### DIRECTIONS FOR THIS TASK
Note each line of the entries that includes "Baseline". Then copy those lines.

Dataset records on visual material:
::::::
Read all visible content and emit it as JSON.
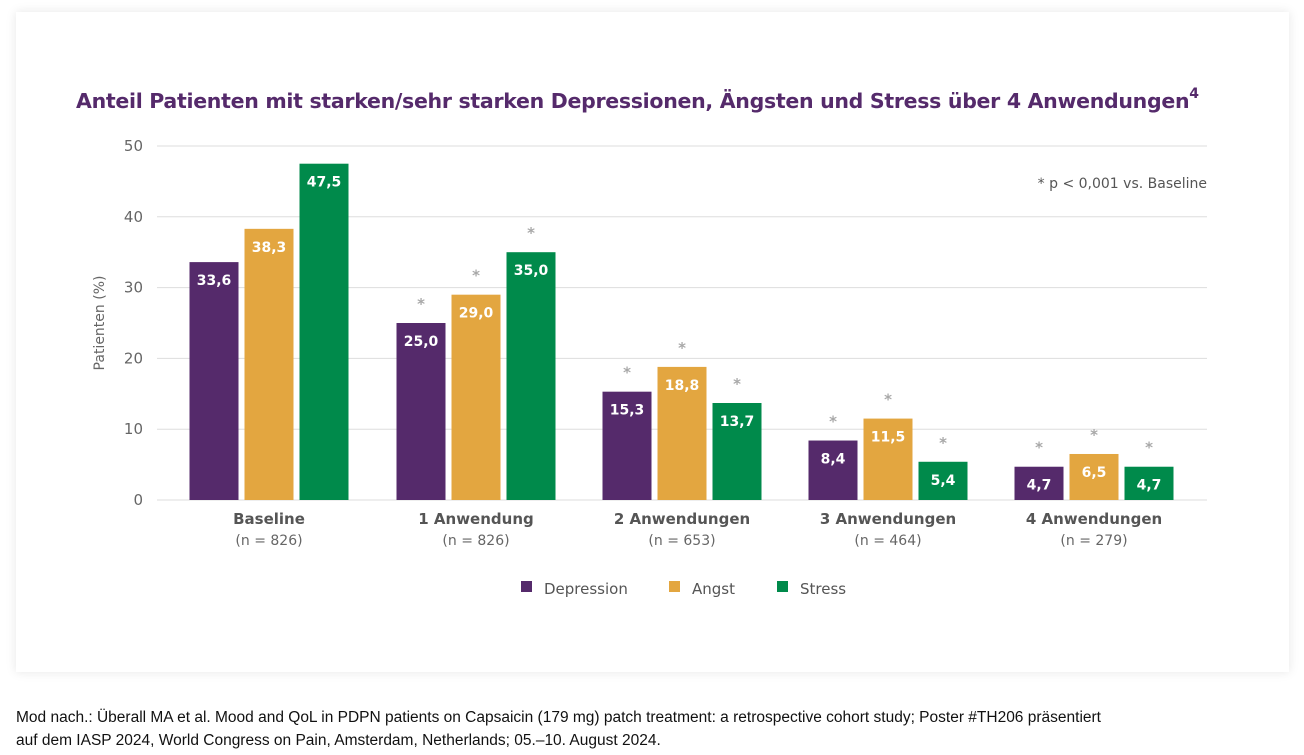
{
  "chart_data": {
    "type": "bar",
    "title": "Anteil Patienten mit starken/sehr starken Depressionen, Ängsten und Stress über 4 Anwendungen",
    "title_superscript": "4",
    "xlabel": "",
    "ylabel": "Patienten (%)",
    "ylim": [
      0,
      50
    ],
    "yticks": [
      0,
      10,
      20,
      30,
      40,
      50
    ],
    "grid": true,
    "categories": [
      "Baseline",
      "1 Anwendung",
      "2 Anwendungen",
      "3 Anwendungen",
      "4 Anwendungen"
    ],
    "category_n": [
      "(n = 826)",
      "(n = 826)",
      "(n = 653)",
      "(n = 464)",
      "(n = 279)"
    ],
    "series": [
      {
        "name": "Depression",
        "color": "#552a6b",
        "values": [
          33.6,
          25.0,
          15.3,
          8.4,
          4.7
        ],
        "labels": [
          "33,6",
          "25,0",
          "15,3",
          "8,4",
          "4,7"
        ],
        "significant": [
          false,
          true,
          true,
          true,
          true
        ]
      },
      {
        "name": "Angst",
        "color": "#e3a640",
        "values": [
          38.3,
          29.0,
          18.8,
          11.5,
          6.5
        ],
        "labels": [
          "38,3",
          "29,0",
          "18,8",
          "11,5",
          "6,5"
        ],
        "significant": [
          false,
          true,
          true,
          true,
          true
        ]
      },
      {
        "name": "Stress",
        "color": "#008a4b",
        "values": [
          47.5,
          35.0,
          13.7,
          5.4,
          4.7
        ],
        "labels": [
          "47,5",
          "35,0",
          "13,7",
          "5,4",
          "4,7"
        ],
        "significant": [
          false,
          true,
          true,
          true,
          true
        ]
      }
    ],
    "significance_marker": "*",
    "annotation": "* p < 0,001 vs. Baseline",
    "legend_position": "bottom-center"
  },
  "footnote": {
    "line1": "Mod nach.: Überall MA et al. Mood and QoL in PDPN patients on Capsaicin (179 mg) patch treatment: a retrospective cohort study; Poster #TH206 präsentiert",
    "line2": "auf dem IASP 2024, World Congress on Pain, Amsterdam, Netherlands; 05.–10. August 2024."
  }
}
::::::
### SOLUTION TO THIS TASK
      "Baseline",
    "annotation": "* p < 0,001 vs. Baseline",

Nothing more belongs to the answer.